=== What to work on ===
Reproduce each of the items below word for word, leaving every line unchanged.

......

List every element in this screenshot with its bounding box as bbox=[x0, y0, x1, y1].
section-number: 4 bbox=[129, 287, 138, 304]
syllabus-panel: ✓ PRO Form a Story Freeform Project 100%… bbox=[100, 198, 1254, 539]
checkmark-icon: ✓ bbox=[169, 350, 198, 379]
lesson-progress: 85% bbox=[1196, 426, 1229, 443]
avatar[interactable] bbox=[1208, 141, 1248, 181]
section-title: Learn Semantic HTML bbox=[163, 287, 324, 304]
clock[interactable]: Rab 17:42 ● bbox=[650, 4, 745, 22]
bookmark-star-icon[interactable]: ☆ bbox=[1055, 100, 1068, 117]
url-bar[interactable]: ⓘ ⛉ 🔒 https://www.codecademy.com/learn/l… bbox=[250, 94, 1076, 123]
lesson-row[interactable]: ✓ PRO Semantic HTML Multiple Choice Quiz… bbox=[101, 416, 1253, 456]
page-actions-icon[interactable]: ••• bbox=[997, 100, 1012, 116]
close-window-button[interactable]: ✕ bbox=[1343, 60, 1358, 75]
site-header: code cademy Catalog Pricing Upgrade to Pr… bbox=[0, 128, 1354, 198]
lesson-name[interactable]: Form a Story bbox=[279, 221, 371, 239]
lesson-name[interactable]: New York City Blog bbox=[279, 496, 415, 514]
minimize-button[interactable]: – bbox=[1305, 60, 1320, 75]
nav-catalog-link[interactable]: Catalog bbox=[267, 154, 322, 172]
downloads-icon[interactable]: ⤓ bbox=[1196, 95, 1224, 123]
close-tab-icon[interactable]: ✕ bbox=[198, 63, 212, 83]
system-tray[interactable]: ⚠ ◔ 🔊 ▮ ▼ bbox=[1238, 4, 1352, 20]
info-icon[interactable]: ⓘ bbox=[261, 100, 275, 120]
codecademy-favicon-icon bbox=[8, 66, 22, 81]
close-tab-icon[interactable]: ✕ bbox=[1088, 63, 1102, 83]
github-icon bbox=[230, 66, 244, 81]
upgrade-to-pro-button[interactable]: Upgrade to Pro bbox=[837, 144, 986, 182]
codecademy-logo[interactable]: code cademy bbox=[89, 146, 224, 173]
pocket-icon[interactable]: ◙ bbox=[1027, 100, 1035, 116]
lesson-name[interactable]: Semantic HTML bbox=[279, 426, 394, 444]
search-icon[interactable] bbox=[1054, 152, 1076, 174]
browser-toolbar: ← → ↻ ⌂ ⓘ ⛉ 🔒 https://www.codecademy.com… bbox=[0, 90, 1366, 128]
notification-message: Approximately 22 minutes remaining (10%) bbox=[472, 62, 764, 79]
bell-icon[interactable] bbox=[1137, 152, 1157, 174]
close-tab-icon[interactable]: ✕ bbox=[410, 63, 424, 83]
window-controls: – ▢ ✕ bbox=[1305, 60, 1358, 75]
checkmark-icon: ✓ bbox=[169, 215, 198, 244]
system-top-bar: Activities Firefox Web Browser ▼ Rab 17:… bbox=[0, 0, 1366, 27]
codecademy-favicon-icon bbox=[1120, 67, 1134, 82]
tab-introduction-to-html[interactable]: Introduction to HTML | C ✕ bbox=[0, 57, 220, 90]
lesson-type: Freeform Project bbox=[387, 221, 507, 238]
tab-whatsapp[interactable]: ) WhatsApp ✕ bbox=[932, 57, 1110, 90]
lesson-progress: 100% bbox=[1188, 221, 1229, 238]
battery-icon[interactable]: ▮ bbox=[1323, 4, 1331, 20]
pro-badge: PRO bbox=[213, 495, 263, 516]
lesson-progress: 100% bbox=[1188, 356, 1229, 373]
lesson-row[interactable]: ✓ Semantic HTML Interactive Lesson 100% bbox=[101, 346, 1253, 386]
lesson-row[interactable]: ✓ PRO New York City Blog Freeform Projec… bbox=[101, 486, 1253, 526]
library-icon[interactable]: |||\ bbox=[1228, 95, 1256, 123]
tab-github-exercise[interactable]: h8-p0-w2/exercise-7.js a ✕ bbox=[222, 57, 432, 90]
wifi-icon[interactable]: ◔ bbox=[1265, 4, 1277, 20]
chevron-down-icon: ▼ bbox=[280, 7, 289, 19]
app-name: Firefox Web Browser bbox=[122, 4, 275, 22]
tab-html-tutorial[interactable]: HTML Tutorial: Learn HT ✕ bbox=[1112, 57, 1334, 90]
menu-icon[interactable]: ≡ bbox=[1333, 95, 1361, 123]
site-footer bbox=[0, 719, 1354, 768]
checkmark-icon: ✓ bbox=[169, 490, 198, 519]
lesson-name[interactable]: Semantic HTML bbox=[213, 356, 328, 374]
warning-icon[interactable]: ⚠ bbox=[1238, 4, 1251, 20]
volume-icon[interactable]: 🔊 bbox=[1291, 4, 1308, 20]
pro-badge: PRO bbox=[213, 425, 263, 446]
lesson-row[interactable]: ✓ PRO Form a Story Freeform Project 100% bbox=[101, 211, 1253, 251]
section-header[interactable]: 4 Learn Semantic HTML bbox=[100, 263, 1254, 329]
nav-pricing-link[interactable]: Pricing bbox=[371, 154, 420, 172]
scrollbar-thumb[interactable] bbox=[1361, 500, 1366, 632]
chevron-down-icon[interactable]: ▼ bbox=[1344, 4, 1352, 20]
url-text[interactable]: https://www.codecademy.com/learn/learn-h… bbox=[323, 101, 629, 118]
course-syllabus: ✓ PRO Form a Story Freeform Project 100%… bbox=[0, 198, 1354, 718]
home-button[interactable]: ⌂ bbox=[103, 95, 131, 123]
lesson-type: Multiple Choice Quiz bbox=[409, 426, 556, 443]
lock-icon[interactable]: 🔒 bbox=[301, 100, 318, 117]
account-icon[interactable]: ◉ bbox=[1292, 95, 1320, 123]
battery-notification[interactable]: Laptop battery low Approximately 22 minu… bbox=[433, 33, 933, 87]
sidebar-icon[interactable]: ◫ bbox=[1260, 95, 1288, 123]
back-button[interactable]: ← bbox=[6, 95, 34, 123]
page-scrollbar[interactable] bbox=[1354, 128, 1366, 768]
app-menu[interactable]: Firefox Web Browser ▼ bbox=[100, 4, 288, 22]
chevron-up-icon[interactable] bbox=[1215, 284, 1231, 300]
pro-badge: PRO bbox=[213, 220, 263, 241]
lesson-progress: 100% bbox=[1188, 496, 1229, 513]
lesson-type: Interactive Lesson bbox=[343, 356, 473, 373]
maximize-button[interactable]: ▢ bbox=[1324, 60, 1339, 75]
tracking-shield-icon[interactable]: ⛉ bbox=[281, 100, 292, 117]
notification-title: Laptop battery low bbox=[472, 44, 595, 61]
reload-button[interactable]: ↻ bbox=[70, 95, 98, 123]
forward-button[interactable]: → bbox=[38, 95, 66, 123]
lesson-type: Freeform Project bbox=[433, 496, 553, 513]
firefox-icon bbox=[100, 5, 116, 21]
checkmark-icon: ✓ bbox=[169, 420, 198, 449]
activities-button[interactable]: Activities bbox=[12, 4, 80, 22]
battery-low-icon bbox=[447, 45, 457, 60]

......

=== Solution to this task ===
List every element in this screenshot with its bounding box as bbox=[x0, y0, x1, y1].
section-number: 4 bbox=[129, 287, 138, 304]
syllabus-panel: ✓ PRO Form a Story Freeform Project 100%… bbox=[100, 198, 1254, 539]
checkmark-icon: ✓ bbox=[169, 350, 198, 379]
lesson-progress: 85% bbox=[1196, 426, 1229, 443]
avatar[interactable] bbox=[1208, 141, 1248, 181]
section-title: Learn Semantic HTML bbox=[163, 287, 324, 304]
clock[interactable]: Rab 17:42 ● bbox=[650, 4, 745, 22]
bookmark-star-icon[interactable]: ☆ bbox=[1055, 100, 1068, 117]
url-bar[interactable]: ⓘ ⛉ 🔒 https://www.codecademy.com/learn/l… bbox=[250, 94, 1076, 123]
lesson-row[interactable]: ✓ PRO Semantic HTML Multiple Choice Quiz… bbox=[101, 416, 1253, 456]
page-actions-icon[interactable]: ••• bbox=[997, 100, 1012, 116]
close-window-button[interactable]: ✕ bbox=[1343, 60, 1358, 75]
site-header: code cademy Catalog Pricing Upgrade to Pr… bbox=[0, 128, 1354, 198]
lesson-name[interactable]: Form a Story bbox=[279, 221, 371, 239]
lesson-name[interactable]: New York City Blog bbox=[279, 496, 415, 514]
minimize-button[interactable]: – bbox=[1305, 60, 1320, 75]
nav-catalog-link[interactable]: Catalog bbox=[267, 154, 322, 172]
downloads-icon[interactable]: ⤓ bbox=[1196, 95, 1224, 123]
close-tab-icon[interactable]: ✕ bbox=[198, 63, 212, 83]
system-tray[interactable]: ⚠ ◔ 🔊 ▮ ▼ bbox=[1238, 4, 1352, 20]
info-icon[interactable]: ⓘ bbox=[261, 100, 275, 120]
codecademy-favicon-icon bbox=[8, 66, 22, 81]
close-tab-icon[interactable]: ✕ bbox=[1088, 63, 1102, 83]
github-icon bbox=[230, 66, 244, 81]
upgrade-to-pro-button[interactable]: Upgrade to Pro bbox=[837, 144, 986, 182]
codecademy-logo[interactable]: code cademy bbox=[89, 146, 224, 173]
pocket-icon[interactable]: ◙ bbox=[1027, 100, 1035, 116]
lesson-name[interactable]: Semantic HTML bbox=[279, 426, 394, 444]
search-icon[interactable] bbox=[1054, 152, 1076, 174]
browser-toolbar: ← → ↻ ⌂ ⓘ ⛉ 🔒 https://www.codecademy.com… bbox=[0, 90, 1366, 128]
notification-message: Approximately 22 minutes remaining (10%) bbox=[472, 62, 764, 79]
bell-icon[interactable] bbox=[1137, 152, 1157, 174]
close-tab-icon[interactable]: ✕ bbox=[410, 63, 424, 83]
window-controls: – ▢ ✕ bbox=[1305, 60, 1358, 75]
checkmark-icon: ✓ bbox=[169, 215, 198, 244]
system-top-bar: Activities Firefox Web Browser ▼ Rab 17:… bbox=[0, 0, 1366, 27]
codecademy-favicon-icon bbox=[1120, 67, 1134, 82]
tab-introduction-to-html[interactable]: Introduction to HTML | C ✕ bbox=[0, 57, 220, 90]
lesson-type: Freeform Project bbox=[387, 221, 507, 238]
tab-whatsapp[interactable]: ) WhatsApp ✕ bbox=[932, 57, 1110, 90]
lesson-progress: 100% bbox=[1188, 221, 1229, 238]
battery-icon[interactable]: ▮ bbox=[1323, 4, 1331, 20]
pro-badge: PRO bbox=[213, 495, 263, 516]
lesson-progress: 100% bbox=[1188, 356, 1229, 373]
lesson-row[interactable]: ✓ Semantic HTML Interactive Lesson 100% bbox=[101, 346, 1253, 386]
lesson-row[interactable]: ✓ PRO New York City Blog Freeform Projec… bbox=[101, 486, 1253, 526]
library-icon[interactable]: |||\ bbox=[1228, 95, 1256, 123]
tab-github-exercise[interactable]: h8-p0-w2/exercise-7.js a ✕ bbox=[222, 57, 432, 90]
wifi-icon[interactable]: ◔ bbox=[1265, 4, 1277, 20]
chevron-down-icon: ▼ bbox=[280, 7, 289, 19]
app-name: Firefox Web Browser bbox=[122, 4, 275, 22]
tab-html-tutorial[interactable]: HTML Tutorial: Learn HT ✕ bbox=[1112, 57, 1334, 90]
menu-icon[interactable]: ≡ bbox=[1333, 95, 1361, 123]
site-footer bbox=[0, 719, 1354, 768]
checkmark-icon: ✓ bbox=[169, 490, 198, 519]
lesson-name[interactable]: Semantic HTML bbox=[213, 356, 328, 374]
warning-icon[interactable]: ⚠ bbox=[1238, 4, 1251, 20]
volume-icon[interactable]: 🔊 bbox=[1291, 4, 1308, 20]
pro-badge: PRO bbox=[213, 425, 263, 446]
lesson-row[interactable]: ✓ PRO Form a Story Freeform Project 100% bbox=[101, 211, 1253, 251]
section-header[interactable]: 4 Learn Semantic HTML bbox=[100, 263, 1254, 329]
nav-pricing-link[interactable]: Pricing bbox=[371, 154, 420, 172]
scrollbar-thumb[interactable] bbox=[1361, 500, 1366, 632]
chevron-down-icon[interactable]: ▼ bbox=[1344, 4, 1352, 20]
url-text[interactable]: https://www.codecademy.com/learn/learn-h… bbox=[323, 101, 629, 118]
course-syllabus: ✓ PRO Form a Story Freeform Project 100%… bbox=[0, 198, 1354, 718]
home-button[interactable]: ⌂ bbox=[103, 95, 131, 123]
lesson-type: Multiple Choice Quiz bbox=[409, 426, 556, 443]
lock-icon[interactable]: 🔒 bbox=[301, 100, 318, 117]
account-icon[interactable]: ◉ bbox=[1292, 95, 1320, 123]
battery-notification[interactable]: Laptop battery low Approximately 22 minu… bbox=[433, 33, 933, 87]
sidebar-icon[interactable]: ◫ bbox=[1260, 95, 1288, 123]
back-button[interactable]: ← bbox=[6, 95, 34, 123]
page-scrollbar[interactable] bbox=[1354, 128, 1366, 768]
app-menu[interactable]: Firefox Web Browser ▼ bbox=[100, 4, 288, 22]
chevron-up-icon[interactable] bbox=[1215, 284, 1231, 300]
pro-badge: PRO bbox=[213, 220, 263, 241]
lesson-progress: 100% bbox=[1188, 496, 1229, 513]
lesson-type: Interactive Lesson bbox=[343, 356, 473, 373]
maximize-button[interactable]: ▢ bbox=[1324, 60, 1339, 75]
tracking-shield-icon[interactable]: ⛉ bbox=[281, 100, 292, 117]
notification-title: Laptop battery low bbox=[472, 44, 595, 61]
reload-button[interactable]: ↻ bbox=[70, 95, 98, 123]
forward-button[interactable]: → bbox=[38, 95, 66, 123]
lesson-type: Freeform Project bbox=[433, 496, 553, 513]
firefox-icon bbox=[100, 5, 116, 21]
checkmark-icon: ✓ bbox=[169, 420, 198, 449]
activities-button[interactable]: Activities bbox=[12, 4, 80, 22]
battery-low-icon bbox=[447, 45, 457, 60]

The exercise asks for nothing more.